** BEGIN **
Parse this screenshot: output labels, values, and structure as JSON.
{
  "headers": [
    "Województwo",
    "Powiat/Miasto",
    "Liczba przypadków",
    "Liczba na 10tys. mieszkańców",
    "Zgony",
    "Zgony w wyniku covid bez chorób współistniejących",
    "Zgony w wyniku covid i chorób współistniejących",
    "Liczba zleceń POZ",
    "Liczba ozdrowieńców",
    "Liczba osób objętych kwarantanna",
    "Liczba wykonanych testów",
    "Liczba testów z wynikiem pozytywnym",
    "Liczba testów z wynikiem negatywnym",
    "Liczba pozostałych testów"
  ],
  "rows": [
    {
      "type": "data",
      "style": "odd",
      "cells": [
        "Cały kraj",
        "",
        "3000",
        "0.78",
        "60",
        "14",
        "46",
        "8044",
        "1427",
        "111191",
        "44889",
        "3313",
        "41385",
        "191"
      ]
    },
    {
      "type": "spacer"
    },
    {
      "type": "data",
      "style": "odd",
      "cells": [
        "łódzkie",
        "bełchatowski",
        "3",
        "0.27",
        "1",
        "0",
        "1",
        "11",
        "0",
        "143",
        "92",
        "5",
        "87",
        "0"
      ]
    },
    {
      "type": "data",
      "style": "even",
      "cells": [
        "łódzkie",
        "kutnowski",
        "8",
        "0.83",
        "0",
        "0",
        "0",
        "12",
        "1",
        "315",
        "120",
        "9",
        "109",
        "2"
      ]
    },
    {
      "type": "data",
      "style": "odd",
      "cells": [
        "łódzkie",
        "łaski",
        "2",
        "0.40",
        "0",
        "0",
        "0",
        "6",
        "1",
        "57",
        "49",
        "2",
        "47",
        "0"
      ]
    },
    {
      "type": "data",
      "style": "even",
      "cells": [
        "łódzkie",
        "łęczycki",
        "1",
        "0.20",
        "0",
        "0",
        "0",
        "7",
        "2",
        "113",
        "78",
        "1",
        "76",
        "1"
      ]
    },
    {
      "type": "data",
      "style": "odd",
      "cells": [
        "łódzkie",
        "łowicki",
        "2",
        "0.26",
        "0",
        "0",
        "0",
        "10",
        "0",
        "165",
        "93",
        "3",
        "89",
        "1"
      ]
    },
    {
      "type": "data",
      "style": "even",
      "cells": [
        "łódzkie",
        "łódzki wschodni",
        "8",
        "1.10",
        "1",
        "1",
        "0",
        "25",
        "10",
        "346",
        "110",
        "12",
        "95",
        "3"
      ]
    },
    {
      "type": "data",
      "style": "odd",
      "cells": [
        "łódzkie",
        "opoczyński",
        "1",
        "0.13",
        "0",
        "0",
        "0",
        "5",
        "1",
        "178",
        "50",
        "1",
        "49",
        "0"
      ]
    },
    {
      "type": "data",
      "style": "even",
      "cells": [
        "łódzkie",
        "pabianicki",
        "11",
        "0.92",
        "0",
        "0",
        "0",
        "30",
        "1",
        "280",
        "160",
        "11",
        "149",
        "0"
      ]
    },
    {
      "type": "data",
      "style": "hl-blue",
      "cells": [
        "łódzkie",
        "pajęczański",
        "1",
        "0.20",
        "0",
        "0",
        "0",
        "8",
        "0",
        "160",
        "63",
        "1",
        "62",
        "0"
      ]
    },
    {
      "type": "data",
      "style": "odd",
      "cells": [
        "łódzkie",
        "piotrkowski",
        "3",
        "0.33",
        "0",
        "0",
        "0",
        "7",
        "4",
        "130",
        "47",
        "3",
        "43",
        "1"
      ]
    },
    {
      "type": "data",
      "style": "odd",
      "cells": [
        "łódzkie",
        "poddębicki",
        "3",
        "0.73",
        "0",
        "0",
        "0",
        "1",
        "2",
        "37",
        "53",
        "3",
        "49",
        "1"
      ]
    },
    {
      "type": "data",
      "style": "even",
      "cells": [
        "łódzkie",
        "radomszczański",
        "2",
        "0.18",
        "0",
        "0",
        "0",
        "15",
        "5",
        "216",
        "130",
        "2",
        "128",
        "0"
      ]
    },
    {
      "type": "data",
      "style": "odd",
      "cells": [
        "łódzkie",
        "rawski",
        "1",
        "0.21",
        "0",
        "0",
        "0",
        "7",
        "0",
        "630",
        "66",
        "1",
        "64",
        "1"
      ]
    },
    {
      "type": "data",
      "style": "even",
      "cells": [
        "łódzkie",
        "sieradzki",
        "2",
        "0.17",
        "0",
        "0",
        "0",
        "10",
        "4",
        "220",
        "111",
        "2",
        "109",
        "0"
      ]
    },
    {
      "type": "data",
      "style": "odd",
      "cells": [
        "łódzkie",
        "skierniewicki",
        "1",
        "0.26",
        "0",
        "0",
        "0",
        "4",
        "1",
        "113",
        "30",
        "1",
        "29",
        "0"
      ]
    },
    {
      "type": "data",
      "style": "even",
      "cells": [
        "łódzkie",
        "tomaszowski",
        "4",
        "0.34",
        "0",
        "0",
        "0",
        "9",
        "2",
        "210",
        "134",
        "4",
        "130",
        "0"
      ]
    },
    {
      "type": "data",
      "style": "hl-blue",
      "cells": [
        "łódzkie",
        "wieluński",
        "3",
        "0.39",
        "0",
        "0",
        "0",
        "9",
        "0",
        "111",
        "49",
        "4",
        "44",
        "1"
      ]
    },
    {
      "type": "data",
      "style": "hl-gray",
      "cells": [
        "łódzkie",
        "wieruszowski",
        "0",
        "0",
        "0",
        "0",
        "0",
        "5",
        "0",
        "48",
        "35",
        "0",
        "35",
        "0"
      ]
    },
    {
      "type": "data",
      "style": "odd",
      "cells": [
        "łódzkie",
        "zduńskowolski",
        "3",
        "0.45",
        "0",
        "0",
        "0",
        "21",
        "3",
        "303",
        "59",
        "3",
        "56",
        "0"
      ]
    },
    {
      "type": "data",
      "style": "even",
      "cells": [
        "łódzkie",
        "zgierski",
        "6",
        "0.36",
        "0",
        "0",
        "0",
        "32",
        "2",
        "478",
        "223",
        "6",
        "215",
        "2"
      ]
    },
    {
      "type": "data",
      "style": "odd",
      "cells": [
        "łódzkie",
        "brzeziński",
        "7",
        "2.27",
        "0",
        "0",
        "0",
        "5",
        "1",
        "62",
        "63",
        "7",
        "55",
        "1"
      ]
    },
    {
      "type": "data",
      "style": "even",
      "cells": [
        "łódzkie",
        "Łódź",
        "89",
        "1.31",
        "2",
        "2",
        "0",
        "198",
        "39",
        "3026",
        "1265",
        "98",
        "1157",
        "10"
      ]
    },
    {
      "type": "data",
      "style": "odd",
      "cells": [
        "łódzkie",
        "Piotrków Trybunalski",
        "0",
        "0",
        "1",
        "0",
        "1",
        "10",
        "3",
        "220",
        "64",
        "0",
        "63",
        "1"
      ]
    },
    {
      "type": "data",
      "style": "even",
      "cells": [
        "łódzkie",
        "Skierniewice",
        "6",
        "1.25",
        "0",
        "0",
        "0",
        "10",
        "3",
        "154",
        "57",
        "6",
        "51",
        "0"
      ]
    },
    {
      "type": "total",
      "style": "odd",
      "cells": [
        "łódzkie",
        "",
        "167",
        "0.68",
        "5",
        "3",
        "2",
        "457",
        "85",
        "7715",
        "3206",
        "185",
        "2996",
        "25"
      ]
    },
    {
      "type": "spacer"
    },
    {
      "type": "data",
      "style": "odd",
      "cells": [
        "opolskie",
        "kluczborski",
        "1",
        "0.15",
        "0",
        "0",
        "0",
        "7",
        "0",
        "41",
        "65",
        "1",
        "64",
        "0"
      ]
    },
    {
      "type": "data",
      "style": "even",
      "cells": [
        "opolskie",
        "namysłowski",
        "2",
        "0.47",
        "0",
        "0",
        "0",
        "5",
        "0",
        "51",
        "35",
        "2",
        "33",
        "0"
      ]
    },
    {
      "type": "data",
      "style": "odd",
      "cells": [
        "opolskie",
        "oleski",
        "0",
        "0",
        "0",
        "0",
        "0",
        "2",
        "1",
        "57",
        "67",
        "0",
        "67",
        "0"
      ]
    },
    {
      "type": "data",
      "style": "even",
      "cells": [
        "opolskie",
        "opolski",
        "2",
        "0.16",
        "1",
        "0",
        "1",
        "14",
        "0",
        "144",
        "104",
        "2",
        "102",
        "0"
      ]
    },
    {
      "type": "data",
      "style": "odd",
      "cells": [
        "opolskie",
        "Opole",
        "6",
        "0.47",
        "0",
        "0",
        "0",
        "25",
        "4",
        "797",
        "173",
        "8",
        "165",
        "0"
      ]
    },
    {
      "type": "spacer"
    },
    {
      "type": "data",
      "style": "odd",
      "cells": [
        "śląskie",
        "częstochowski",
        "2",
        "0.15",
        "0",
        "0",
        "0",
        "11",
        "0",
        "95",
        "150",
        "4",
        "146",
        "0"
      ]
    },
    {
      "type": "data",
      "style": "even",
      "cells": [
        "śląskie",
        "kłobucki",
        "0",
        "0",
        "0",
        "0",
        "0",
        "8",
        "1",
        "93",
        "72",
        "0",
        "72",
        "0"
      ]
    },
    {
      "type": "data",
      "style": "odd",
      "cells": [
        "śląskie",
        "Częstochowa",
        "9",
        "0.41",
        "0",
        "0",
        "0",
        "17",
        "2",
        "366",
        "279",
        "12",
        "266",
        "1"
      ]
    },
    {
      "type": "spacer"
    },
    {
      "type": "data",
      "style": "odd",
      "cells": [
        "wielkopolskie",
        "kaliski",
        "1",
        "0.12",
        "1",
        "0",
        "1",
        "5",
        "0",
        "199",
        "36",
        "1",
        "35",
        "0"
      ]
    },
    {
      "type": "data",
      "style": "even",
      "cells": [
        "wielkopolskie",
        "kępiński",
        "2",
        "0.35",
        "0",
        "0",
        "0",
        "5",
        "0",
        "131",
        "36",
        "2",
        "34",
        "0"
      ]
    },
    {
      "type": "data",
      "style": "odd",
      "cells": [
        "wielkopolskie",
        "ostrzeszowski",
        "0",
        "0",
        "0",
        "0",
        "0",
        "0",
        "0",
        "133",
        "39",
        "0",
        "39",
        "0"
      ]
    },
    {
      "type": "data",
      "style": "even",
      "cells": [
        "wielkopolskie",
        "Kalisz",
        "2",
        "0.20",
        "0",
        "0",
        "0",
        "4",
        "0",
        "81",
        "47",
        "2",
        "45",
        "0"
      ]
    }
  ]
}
** END **
§ TASK DESCRIPTION
Write out each line of the data that holds the string "chorób".

§ EXERCISE RESPONSE
    "Zgony w wyniku covid bez chorób współistniejących",
    "Zgony w wyniku covid i chorób współistniejących",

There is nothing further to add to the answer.